[Recorded data]
···
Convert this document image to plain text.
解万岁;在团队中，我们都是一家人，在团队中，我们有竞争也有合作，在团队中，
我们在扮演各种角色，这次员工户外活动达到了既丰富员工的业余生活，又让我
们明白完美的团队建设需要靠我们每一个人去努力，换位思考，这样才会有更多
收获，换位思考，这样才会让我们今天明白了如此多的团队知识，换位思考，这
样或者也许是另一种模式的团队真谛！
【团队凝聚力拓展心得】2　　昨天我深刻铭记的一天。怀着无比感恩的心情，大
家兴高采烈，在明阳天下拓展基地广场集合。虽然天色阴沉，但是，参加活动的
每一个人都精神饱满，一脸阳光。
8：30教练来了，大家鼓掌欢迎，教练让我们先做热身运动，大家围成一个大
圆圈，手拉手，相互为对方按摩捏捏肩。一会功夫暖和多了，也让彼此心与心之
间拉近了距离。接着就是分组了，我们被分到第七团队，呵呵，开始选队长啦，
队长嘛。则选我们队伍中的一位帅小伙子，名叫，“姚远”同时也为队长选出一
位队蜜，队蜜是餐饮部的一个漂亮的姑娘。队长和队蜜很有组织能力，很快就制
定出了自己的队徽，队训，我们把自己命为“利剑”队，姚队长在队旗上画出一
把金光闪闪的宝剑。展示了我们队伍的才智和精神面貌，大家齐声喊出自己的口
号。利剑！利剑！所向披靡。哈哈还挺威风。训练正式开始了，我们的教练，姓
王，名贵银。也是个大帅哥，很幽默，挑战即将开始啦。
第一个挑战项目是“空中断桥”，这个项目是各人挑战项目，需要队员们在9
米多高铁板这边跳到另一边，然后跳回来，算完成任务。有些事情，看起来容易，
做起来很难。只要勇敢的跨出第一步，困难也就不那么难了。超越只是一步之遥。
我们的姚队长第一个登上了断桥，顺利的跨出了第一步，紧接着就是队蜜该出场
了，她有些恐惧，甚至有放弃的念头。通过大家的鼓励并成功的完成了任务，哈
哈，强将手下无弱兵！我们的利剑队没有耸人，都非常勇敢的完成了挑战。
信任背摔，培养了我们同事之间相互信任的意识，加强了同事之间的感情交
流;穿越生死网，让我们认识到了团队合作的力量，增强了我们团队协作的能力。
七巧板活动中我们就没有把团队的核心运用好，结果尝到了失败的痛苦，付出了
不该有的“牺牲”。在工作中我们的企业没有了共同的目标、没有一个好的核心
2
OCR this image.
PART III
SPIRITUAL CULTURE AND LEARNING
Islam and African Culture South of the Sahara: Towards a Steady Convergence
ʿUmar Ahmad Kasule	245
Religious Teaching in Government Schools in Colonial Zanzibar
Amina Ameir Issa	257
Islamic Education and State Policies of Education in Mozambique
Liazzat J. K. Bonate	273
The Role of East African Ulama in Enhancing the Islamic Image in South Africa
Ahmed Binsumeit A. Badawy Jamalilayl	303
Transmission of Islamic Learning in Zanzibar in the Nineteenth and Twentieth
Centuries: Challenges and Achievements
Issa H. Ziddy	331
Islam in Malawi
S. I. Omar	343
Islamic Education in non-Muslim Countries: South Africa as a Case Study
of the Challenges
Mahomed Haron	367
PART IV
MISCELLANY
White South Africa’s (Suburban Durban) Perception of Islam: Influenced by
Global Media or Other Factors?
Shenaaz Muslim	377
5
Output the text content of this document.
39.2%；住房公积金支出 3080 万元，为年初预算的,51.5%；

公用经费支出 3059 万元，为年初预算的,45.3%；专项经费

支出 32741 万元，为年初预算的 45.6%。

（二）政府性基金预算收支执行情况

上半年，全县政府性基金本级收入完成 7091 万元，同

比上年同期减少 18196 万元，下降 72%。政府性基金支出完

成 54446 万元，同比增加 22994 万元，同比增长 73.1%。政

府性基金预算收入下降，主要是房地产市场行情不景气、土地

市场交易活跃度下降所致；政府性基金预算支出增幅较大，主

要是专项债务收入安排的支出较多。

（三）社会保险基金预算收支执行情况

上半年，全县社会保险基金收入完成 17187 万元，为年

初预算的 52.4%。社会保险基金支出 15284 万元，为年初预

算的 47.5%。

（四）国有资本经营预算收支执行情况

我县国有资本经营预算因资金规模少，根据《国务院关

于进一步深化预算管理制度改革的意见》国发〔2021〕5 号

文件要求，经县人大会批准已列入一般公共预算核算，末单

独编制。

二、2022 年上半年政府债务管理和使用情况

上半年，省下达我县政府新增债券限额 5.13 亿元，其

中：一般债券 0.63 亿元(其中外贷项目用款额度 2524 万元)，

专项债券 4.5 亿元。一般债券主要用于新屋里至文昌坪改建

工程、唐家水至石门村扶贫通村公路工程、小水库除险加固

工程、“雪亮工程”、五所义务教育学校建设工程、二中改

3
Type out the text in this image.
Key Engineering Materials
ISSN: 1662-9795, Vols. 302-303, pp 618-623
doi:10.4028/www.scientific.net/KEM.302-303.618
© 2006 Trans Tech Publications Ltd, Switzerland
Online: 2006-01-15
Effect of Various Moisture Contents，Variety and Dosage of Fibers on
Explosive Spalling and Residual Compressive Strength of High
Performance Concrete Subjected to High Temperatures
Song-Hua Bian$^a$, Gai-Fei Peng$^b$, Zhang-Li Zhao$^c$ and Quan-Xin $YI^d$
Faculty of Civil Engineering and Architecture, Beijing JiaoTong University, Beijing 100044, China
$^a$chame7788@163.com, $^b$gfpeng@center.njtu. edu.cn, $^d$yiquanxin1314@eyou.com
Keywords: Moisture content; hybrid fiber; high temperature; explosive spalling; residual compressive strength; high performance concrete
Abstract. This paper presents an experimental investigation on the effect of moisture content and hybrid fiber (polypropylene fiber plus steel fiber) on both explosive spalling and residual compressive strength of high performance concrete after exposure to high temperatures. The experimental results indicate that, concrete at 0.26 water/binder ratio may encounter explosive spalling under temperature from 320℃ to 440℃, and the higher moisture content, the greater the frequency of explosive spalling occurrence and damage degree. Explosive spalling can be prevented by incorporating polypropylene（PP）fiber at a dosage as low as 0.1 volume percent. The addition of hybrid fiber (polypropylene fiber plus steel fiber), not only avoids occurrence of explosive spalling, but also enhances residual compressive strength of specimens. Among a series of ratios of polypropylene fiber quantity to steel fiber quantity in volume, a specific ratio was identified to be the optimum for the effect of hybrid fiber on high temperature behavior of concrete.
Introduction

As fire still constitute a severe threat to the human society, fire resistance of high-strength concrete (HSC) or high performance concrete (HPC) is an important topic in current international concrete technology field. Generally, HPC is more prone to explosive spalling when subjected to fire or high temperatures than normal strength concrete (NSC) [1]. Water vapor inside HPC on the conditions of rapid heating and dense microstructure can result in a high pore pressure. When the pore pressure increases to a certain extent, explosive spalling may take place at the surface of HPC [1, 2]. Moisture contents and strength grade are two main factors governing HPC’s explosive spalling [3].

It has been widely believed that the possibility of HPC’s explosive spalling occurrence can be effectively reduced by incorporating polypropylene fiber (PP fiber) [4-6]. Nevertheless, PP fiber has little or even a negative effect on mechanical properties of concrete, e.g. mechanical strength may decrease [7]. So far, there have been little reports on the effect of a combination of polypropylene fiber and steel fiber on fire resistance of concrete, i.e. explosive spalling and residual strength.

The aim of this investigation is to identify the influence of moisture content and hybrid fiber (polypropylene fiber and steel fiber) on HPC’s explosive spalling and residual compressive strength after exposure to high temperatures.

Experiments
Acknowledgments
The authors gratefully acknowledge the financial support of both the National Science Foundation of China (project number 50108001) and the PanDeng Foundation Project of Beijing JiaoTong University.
···
WHAT THE TASK ASKS:
Please reproduce each line exactly as written.

EXERCISE SOLUTION:
Convert this document image to plain text.
解万岁;在团队中，我们都是一家人，在团队中，我们有竞争也有合作，在团队中，
我们在扮演各种角色，这次员工户外活动达到了既丰富员工的业余生活，又让我
们明白完美的团队建设需要靠我们每一个人去努力，换位思考，这样才会有更多
收获，换位思考，这样才会让我们今天明白了如此多的团队知识，换位思考，这
样或者也许是另一种模式的团队真谛！
【团队凝聚力拓展心得】2　　昨天我深刻铭记的一天。怀着无比感恩的心情，大
家兴高采烈，在明阳天下拓展基地广场集合。虽然天色阴沉，但是，参加活动的
每一个人都精神饱满，一脸阳光。
8：30教练来了，大家鼓掌欢迎，教练让我们先做热身运动，大家围成一个大
圆圈，手拉手，相互为对方按摩捏捏肩。一会功夫暖和多了，也让彼此心与心之
间拉近了距离。接着就是分组了，我们被分到第七团队，呵呵，开始选队长啦，
队长嘛。则选我们队伍中的一位帅小伙子，名叫，“姚远”同时也为队长选出一
位队蜜，队蜜是餐饮部的一个漂亮的姑娘。队长和队蜜很有组织能力，很快就制
定出了自己的队徽，队训，我们把自己命为“利剑”队，姚队长在队旗上画出一
把金光闪闪的宝剑。展示了我们队伍的才智和精神面貌，大家齐声喊出自己的口
号。利剑！利剑！所向披靡。哈哈还挺威风。训练正式开始了，我们的教练，姓
王，名贵银。也是个大帅哥，很幽默，挑战即将开始啦。
第一个挑战项目是“空中断桥”，这个项目是各人挑战项目，需要队员们在9
米多高铁板这边跳到另一边，然后跳回来，算完成任务。有些事情，看起来容易，
做起来很难。只要勇敢的跨出第一步，困难也就不那么难了。超越只是一步之遥。
我们的姚队长第一个登上了断桥，顺利的跨出了第一步，紧接着就是队蜜该出场
了，她有些恐惧，甚至有放弃的念头。通过大家的鼓励并成功的完成了任务，哈
哈，强将手下无弱兵！我们的利剑队没有耸人，都非常勇敢的完成了挑战。
信任背摔，培养了我们同事之间相互信任的意识，加强了同事之间的感情交
流;穿越生死网，让我们认识到了团队合作的力量，增强了我们团队协作的能力。
七巧板活动中我们就没有把团队的核心运用好，结果尝到了失败的痛苦，付出了
不该有的“牺牲”。在工作中我们的企业没有了共同的目标、没有一个好的核心
2
OCR this image.
PART III
SPIRITUAL CULTURE AND LEARNING
Islam and African Culture South of the Sahara: Towards a Steady Convergence
ʿUmar Ahmad Kasule	245
Religious Teaching in Government Schools in Colonial Zanzibar
Amina Ameir Issa	257
Islamic Education and State Policies of Education in Mozambique
Liazzat J. K. Bonate	273
The Role of East African Ulama in Enhancing the Islamic Image in South Africa
Ahmed Binsumeit A. Badawy Jamalilayl	303
Transmission of Islamic Learning in Zanzibar in the Nineteenth and Twentieth
Centuries: Challenges and Achievements
Issa H. Ziddy	331
Islam in Malawi
S. I. Omar	343
Islamic Education in non-Muslim Countries: South Africa as a Case Study
of the Challenges
Mahomed Haron	367
PART IV
MISCELLANY
White South Africa’s (Suburban Durban) Perception of Islam: Influenced by
Global Media or Other Factors?
Shenaaz Muslim	377
5
Output the text content of this document.
39.2%；住房公积金支出 3080 万元，为年初预算的,51.5%；

公用经费支出 3059 万元，为年初预算的,45.3%；专项经费

支出 32741 万元，为年初预算的 45.6%。

（二）政府性基金预算收支执行情况

上半年，全县政府性基金本级收入完成 7091 万元，同

比上年同期减少 18196 万元，下降 72%。政府性基金支出完

成 54446 万元，同比增加 22994 万元，同比增长 73.1%。政

府性基金预算收入下降，主要是房地产市场行情不景气、土地

市场交易活跃度下降所致；政府性基金预算支出增幅较大，主

要是专项债务收入安排的支出较多。

（三）社会保险基金预算收支执行情况

上半年，全县社会保险基金收入完成 17187 万元，为年

初预算的 52.4%。社会保险基金支出 15284 万元，为年初预

算的 47.5%。

（四）国有资本经营预算收支执行情况

我县国有资本经营预算因资金规模少，根据《国务院关

于进一步深化预算管理制度改革的意见》国发〔2021〕5 号

文件要求，经县人大会批准已列入一般公共预算核算，末单

独编制。

二、2022 年上半年政府债务管理和使用情况

上半年，省下达我县政府新增债券限额 5.13 亿元，其

中：一般债券 0.63 亿元(其中外贷项目用款额度 2524 万元)，

专项债券 4.5 亿元。一般债券主要用于新屋里至文昌坪改建

工程、唐家水至石门村扶贫通村公路工程、小水库除险加固

工程、“雪亮工程”、五所义务教育学校建设工程、二中改

3
Type out the text in this image.
Key Engineering Materials
ISSN: 1662-9795, Vols. 302-303, pp 618-623
doi:10.4028/www.scientific.net/KEM.302-303.618
© 2006 Trans Tech Publications Ltd, Switzerland
Online: 2006-01-15
Effect of Various Moisture Contents，Variety and Dosage of Fibers on
Explosive Spalling and Residual Compressive Strength of High
Performance Concrete Subjected to High Temperatures
Song-Hua Bian$^a$, Gai-Fei Peng$^b$, Zhang-Li Zhao$^c$ and Quan-Xin $YI^d$
Faculty of Civil Engineering and Architecture, Beijing JiaoTong University, Beijing 100044, China
$^a$chame7788@163.com, $^b$gfpeng@center.njtu. edu.cn, $^d$yiquanxin1314@eyou.com
Keywords: Moisture content; hybrid fiber; high temperature; explosive spalling; residual compressive strength; high performance concrete
Abstract. This paper presents an experimental investigation on the effect of moisture content and hybrid fiber (polypropylene fiber plus steel fiber) on both explosive spalling and residual compressive strength of high performance concrete after exposure to high temperatures. The experimental results indicate that, concrete at 0.26 water/binder ratio may encounter explosive spalling under temperature from 320℃ to 440℃, and the higher moisture content, the greater the frequency of explosive spalling occurrence and damage degree. Explosive spalling can be prevented by incorporating polypropylene（PP）fiber at a dosage as low as 0.1 volume percent. The addition of hybrid fiber (polypropylene fiber plus steel fiber), not only avoids occurrence of explosive spalling, but also enhances residual compressive strength of specimens. Among a series of ratios of polypropylene fiber quantity to steel fiber quantity in volume, a specific ratio was identified to be the optimum for the effect of hybrid fiber on high temperature behavior of concrete.
Introduction

As fire still constitute a severe threat to the human society, fire resistance of high-strength concrete (HSC) or high performance concrete (HPC) is an important topic in current international concrete technology field. Generally, HPC is more prone to explosive spalling when subjected to fire or high temperatures than normal strength concrete (NSC) [1]. Water vapor inside HPC on the conditions of rapid heating and dense microstructure can result in a high pore pressure. When the pore pressure increases to a certain extent, explosive spalling may take place at the surface of HPC [1, 2]. Moisture contents and strength grade are two main factors governing HPC’s explosive spalling [3].

It has been widely believed that the possibility of HPC’s explosive spalling occurrence can be effectively reduced by incorporating polypropylene fiber (PP fiber) [4-6]. Nevertheless, PP fiber has little or even a negative effect on mechanical properties of concrete, e.g. mechanical strength may decrease [7]. So far, there have been little reports on the effect of a combination of polypropylene fiber and steel fiber on fire resistance of concrete, i.e. explosive spalling and residual strength.

The aim of this investigation is to identify the influence of moisture content and hybrid fiber (polypropylene fiber and steel fiber) on HPC’s explosive spalling and residual compressive strength after exposure to high temperatures.

Experiments
Acknowledgments
The authors gratefully acknowledge the financial support of both the National Science Foundation of China (project number 50108001) and the PanDeng Foundation Project of Beijing JiaoTong University.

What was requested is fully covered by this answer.